**Material:**
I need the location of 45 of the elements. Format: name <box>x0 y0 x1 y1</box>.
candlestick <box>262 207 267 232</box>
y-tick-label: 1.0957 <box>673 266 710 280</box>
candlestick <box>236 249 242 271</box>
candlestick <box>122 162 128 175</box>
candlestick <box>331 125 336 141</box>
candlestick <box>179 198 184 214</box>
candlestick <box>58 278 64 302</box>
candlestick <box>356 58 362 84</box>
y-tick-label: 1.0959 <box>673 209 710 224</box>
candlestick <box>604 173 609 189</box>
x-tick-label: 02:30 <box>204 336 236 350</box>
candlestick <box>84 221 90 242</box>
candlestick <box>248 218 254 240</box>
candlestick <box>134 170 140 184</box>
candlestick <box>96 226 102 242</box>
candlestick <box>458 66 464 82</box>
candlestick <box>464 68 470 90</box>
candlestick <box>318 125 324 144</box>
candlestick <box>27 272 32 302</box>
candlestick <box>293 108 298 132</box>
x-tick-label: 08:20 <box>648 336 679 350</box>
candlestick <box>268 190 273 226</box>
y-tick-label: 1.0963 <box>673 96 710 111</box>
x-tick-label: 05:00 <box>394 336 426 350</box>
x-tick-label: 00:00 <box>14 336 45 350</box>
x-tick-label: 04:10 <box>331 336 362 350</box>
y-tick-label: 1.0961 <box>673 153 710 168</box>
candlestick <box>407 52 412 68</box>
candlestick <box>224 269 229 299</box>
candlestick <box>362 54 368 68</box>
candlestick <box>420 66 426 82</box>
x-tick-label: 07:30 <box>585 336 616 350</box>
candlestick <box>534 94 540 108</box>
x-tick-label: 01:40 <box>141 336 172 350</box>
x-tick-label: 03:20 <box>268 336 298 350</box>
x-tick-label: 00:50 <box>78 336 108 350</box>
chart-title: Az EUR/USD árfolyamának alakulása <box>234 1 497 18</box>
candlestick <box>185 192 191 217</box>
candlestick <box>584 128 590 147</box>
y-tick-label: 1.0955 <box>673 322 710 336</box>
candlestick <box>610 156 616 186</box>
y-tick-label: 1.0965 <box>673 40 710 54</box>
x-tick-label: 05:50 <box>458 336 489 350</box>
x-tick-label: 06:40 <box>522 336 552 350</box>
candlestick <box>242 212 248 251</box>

**Exercise requirements:**
Copy all of the data above verbatim, keeping every line, character and line break unchanged.

**Written response:**
I need the location of 45 of the elements. Format: name <box>x0 y0 x1 y1</box>.
candlestick <box>262 207 267 232</box>
y-tick-label: 1.0957 <box>673 266 710 280</box>
candlestick <box>236 249 242 271</box>
candlestick <box>122 162 128 175</box>
candlestick <box>331 125 336 141</box>
candlestick <box>179 198 184 214</box>
candlestick <box>58 278 64 302</box>
candlestick <box>356 58 362 84</box>
y-tick-label: 1.0959 <box>673 209 710 224</box>
candlestick <box>604 173 609 189</box>
x-tick-label: 02:30 <box>204 336 236 350</box>
candlestick <box>84 221 90 242</box>
candlestick <box>248 218 254 240</box>
candlestick <box>134 170 140 184</box>
candlestick <box>96 226 102 242</box>
candlestick <box>458 66 464 82</box>
candlestick <box>464 68 470 90</box>
candlestick <box>318 125 324 144</box>
candlestick <box>27 272 32 302</box>
candlestick <box>293 108 298 132</box>
x-tick-label: 08:20 <box>648 336 679 350</box>
candlestick <box>268 190 273 226</box>
y-tick-label: 1.0963 <box>673 96 710 111</box>
x-tick-label: 05:00 <box>394 336 426 350</box>
x-tick-label: 00:00 <box>14 336 45 350</box>
x-tick-label: 04:10 <box>331 336 362 350</box>
y-tick-label: 1.0961 <box>673 153 710 168</box>
candlestick <box>407 52 412 68</box>
candlestick <box>224 269 229 299</box>
candlestick <box>362 54 368 68</box>
candlestick <box>420 66 426 82</box>
x-tick-label: 07:30 <box>585 336 616 350</box>
candlestick <box>534 94 540 108</box>
x-tick-label: 01:40 <box>141 336 172 350</box>
x-tick-label: 03:20 <box>268 336 298 350</box>
x-tick-label: 00:50 <box>78 336 108 350</box>
chart-title: Az EUR/USD árfolyamának alakulása <box>234 1 497 18</box>
candlestick <box>185 192 191 217</box>
candlestick <box>584 128 590 147</box>
y-tick-label: 1.0955 <box>673 322 710 336</box>
candlestick <box>610 156 616 186</box>
y-tick-label: 1.0965 <box>673 40 710 54</box>
x-tick-label: 05:50 <box>458 336 489 350</box>
x-tick-label: 06:40 <box>522 336 552 350</box>
candlestick <box>242 212 248 251</box>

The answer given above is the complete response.